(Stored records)
Start

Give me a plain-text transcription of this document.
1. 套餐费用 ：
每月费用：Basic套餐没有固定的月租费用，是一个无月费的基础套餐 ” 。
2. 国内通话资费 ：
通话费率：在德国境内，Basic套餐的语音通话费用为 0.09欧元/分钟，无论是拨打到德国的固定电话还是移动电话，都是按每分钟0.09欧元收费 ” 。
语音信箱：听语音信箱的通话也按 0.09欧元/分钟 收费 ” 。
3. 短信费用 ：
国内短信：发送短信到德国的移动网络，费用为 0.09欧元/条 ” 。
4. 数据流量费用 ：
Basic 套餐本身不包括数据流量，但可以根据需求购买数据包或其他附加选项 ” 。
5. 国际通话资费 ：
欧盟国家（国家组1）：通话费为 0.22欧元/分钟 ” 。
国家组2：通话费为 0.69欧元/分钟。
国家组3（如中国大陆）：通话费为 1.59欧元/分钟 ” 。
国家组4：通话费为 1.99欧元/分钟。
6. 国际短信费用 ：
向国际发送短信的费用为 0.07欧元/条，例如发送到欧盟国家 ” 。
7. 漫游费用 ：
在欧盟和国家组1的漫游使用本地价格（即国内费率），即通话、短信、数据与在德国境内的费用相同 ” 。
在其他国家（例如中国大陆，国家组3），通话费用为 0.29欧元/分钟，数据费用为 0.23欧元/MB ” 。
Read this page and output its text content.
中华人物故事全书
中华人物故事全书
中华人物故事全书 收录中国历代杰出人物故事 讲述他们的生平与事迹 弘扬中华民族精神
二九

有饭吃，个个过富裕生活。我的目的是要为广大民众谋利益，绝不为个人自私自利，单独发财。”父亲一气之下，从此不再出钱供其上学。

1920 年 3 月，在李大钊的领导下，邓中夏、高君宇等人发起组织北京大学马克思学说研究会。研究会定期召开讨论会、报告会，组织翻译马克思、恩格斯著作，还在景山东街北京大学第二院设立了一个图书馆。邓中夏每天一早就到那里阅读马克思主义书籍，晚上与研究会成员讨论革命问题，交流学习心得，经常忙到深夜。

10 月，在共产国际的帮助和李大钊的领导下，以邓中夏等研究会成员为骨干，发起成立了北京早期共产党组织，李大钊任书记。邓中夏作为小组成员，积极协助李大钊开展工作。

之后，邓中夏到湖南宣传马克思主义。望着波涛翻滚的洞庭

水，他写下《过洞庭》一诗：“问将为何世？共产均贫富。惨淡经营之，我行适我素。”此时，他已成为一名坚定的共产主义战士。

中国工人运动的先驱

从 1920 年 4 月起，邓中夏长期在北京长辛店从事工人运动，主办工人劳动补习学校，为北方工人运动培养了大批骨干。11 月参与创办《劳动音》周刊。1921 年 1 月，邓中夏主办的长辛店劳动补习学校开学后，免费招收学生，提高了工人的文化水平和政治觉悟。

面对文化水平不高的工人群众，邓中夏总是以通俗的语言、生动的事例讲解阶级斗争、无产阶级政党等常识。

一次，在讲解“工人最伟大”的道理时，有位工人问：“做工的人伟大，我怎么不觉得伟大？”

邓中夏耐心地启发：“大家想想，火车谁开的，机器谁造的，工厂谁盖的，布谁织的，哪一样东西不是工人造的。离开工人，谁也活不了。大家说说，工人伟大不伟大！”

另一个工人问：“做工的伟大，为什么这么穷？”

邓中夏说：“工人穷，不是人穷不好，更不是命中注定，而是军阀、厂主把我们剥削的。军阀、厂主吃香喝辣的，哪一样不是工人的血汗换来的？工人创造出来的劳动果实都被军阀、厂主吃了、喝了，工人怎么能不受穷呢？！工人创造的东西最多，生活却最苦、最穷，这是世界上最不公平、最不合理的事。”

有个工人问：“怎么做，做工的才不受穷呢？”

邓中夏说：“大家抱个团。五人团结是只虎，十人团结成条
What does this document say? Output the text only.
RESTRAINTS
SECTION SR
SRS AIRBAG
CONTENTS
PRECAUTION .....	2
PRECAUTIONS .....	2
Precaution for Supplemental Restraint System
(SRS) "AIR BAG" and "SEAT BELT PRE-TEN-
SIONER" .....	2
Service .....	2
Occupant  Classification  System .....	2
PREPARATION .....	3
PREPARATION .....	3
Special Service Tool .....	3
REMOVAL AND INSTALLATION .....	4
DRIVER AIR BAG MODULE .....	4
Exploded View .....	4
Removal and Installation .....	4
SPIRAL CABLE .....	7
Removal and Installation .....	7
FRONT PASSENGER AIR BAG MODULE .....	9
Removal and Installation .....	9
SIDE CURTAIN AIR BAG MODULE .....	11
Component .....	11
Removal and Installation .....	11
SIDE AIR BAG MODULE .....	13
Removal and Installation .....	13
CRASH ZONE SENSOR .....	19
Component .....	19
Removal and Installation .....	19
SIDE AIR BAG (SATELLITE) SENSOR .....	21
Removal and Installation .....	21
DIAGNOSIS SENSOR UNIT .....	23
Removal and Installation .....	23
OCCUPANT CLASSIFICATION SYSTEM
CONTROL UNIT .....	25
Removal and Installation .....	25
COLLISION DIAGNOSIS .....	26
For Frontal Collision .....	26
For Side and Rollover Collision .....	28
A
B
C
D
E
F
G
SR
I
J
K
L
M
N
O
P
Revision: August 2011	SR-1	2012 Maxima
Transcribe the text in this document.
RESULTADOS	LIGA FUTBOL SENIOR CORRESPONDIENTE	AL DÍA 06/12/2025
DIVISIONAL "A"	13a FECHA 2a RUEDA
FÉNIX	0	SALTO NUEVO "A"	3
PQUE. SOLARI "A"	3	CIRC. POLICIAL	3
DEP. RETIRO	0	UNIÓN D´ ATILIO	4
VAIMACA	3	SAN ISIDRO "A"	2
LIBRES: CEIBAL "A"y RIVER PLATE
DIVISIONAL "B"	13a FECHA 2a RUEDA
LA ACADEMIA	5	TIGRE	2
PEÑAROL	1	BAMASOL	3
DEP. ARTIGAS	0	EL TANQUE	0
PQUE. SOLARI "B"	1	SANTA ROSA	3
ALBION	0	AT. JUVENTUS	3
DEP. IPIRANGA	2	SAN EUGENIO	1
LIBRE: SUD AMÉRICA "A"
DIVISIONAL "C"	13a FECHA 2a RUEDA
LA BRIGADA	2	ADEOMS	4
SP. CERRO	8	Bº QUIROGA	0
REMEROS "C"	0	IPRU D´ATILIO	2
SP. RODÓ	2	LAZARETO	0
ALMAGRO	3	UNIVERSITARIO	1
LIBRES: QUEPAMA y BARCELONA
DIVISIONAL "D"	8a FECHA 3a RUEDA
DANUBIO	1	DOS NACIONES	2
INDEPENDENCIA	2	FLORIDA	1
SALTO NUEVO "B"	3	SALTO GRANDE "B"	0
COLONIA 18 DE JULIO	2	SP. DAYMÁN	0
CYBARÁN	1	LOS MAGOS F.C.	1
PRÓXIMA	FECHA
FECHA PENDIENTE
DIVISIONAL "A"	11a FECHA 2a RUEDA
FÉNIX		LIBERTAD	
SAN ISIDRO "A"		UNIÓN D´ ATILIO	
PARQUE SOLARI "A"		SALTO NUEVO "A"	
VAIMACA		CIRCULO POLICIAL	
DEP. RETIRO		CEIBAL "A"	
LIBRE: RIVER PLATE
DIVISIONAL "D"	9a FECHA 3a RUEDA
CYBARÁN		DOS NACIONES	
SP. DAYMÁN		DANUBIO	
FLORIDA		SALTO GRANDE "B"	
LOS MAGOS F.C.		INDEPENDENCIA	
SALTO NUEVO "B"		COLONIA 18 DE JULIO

End

TASK INSTRUCTIONS
Select all lines in the listing that include the word "CEIBAL".

TASK ANSWER
LIBRES: CEIBAL "A"y RIVER PLATE
DEP. RETIRO		CEIBAL "A"	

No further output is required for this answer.